[Data extracted from a collection]
* * * * * * *
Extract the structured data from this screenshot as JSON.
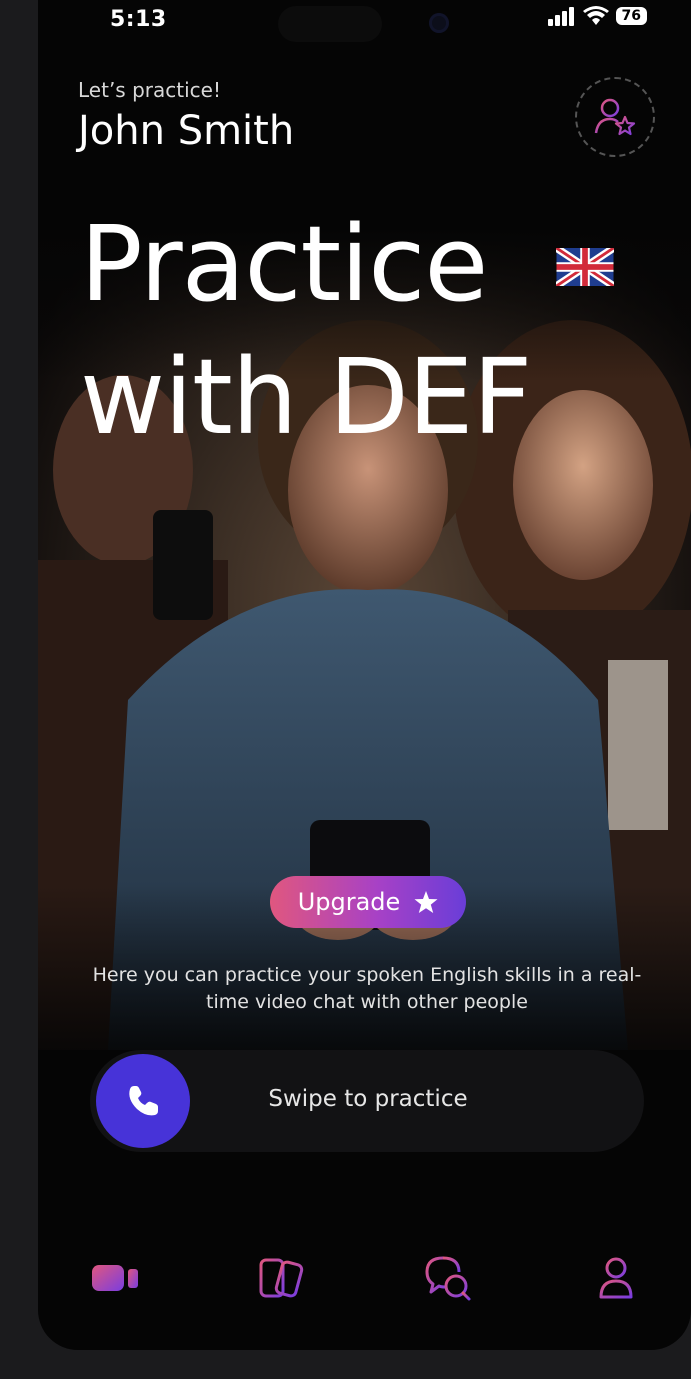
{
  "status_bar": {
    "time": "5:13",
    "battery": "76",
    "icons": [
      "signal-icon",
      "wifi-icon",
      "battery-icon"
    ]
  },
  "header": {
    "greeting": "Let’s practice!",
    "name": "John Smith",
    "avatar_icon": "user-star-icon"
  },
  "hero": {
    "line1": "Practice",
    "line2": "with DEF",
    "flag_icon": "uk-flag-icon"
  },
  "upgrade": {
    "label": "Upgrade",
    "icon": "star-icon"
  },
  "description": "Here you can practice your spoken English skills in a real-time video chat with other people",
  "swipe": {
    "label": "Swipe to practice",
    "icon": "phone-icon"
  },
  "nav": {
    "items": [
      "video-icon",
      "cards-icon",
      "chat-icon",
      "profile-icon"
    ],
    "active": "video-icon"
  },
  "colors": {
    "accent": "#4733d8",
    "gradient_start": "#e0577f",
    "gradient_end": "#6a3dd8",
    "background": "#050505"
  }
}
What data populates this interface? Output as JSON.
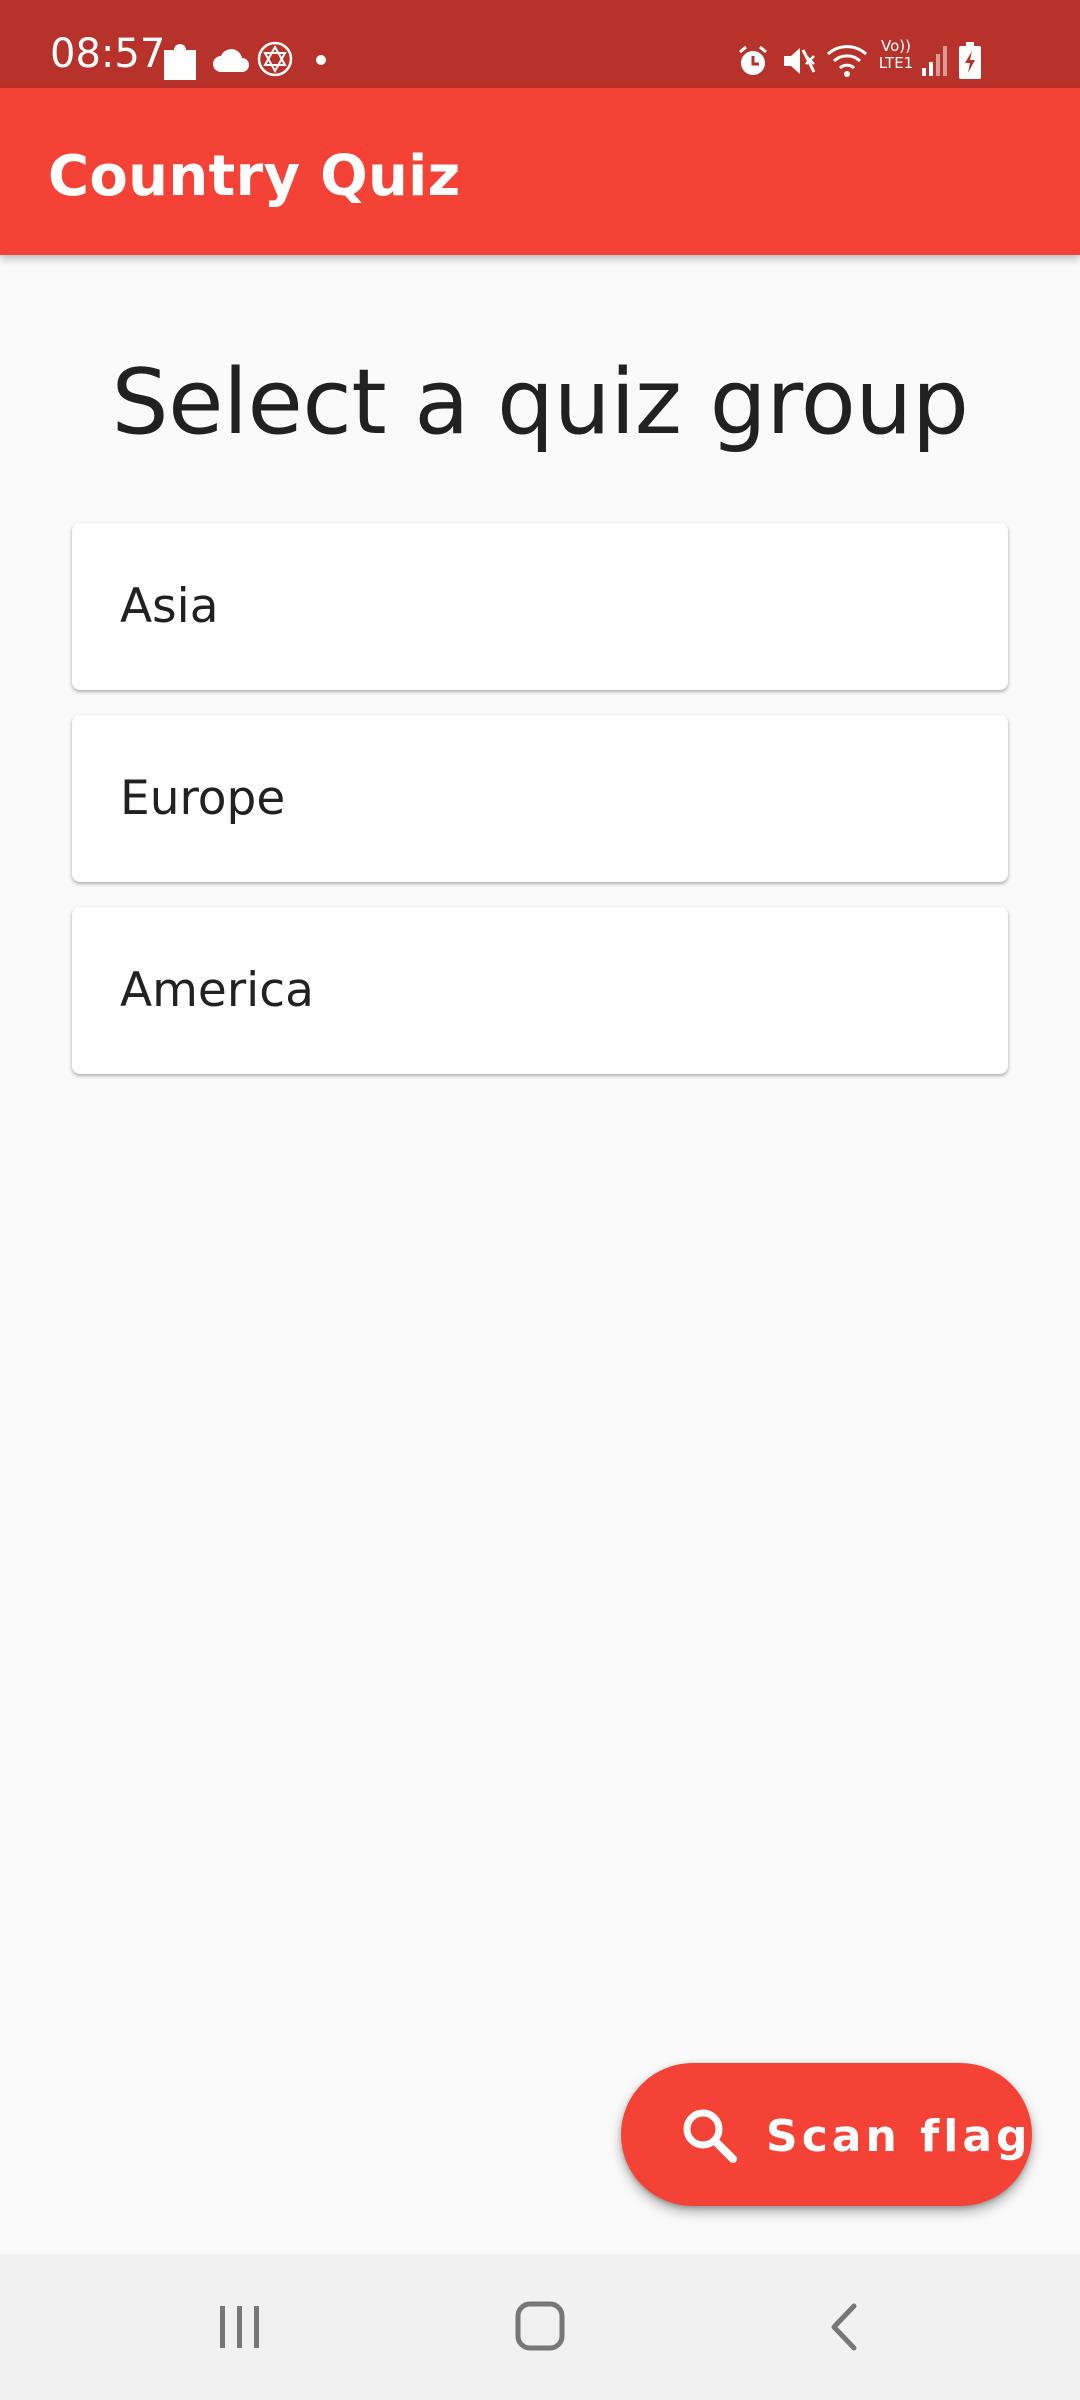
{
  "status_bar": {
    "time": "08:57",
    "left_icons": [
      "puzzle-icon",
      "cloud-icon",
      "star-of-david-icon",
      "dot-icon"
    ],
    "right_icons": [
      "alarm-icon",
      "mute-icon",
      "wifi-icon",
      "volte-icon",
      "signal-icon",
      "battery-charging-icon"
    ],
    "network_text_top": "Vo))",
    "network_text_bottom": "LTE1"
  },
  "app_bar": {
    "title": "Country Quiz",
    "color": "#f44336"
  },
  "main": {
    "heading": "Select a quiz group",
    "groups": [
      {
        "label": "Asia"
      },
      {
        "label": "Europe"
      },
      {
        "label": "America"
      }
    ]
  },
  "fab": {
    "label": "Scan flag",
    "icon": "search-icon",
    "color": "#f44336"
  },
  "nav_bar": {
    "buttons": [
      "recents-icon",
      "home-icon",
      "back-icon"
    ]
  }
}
* * * * * * *
▶ _TASK GOAL_
Strip out the images, then output the records above word for word.

▶ _RESULT BELOW_
Extract the structured data from this screenshot as JSON.
{
  "status_bar": {
    "time": "5:13",
    "battery": "76",
    "icons": [
      "signal-icon",
      "wifi-icon",
      "battery-icon"
    ]
  },
  "header": {
    "greeting": "Let’s practice!",
    "name": "John Smith",
    "avatar_icon": "user-star-icon"
  },
  "hero": {
    "line1": "Practice",
    "line2": "with DEF",
    "flag_icon": "uk-flag-icon"
  },
  "upgrade": {
    "label": "Upgrade",
    "icon": "star-icon"
  },
  "description": "Here you can practice your spoken English skills in a real-time video chat with other people",
  "swipe": {
    "label": "Swipe to practice",
    "icon": "phone-icon"
  },
  "nav": {
    "items": [
      "video-icon",
      "cards-icon",
      "chat-icon",
      "profile-icon"
    ],
    "active": "video-icon"
  },
  "colors": {
    "accent": "#4733d8",
    "gradient_start": "#e0577f",
    "gradient_end": "#6a3dd8",
    "background": "#050505"
  }
}
What data populates this interface? Output as JSON.
{
  "status_bar": {
    "time": "08:57",
    "left_icons": [
      "puzzle-icon",
      "cloud-icon",
      "star-of-david-icon",
      "dot-icon"
    ],
    "right_icons": [
      "alarm-icon",
      "mute-icon",
      "wifi-icon",
      "volte-icon",
      "signal-icon",
      "battery-charging-icon"
    ],
    "network_text_top": "Vo))",
    "network_text_bottom": "LTE1"
  },
  "app_bar": {
    "title": "Country Quiz",
    "color": "#f44336"
  },
  "main": {
    "heading": "Select a quiz group",
    "groups": [
      {
        "label": "Asia"
      },
      {
        "label": "Europe"
      },
      {
        "label": "America"
      }
    ]
  },
  "fab": {
    "label": "Scan flag",
    "icon": "search-icon",
    "color": "#f44336"
  },
  "nav_bar": {
    "buttons": [
      "recents-icon",
      "home-icon",
      "back-icon"
    ]
  }
}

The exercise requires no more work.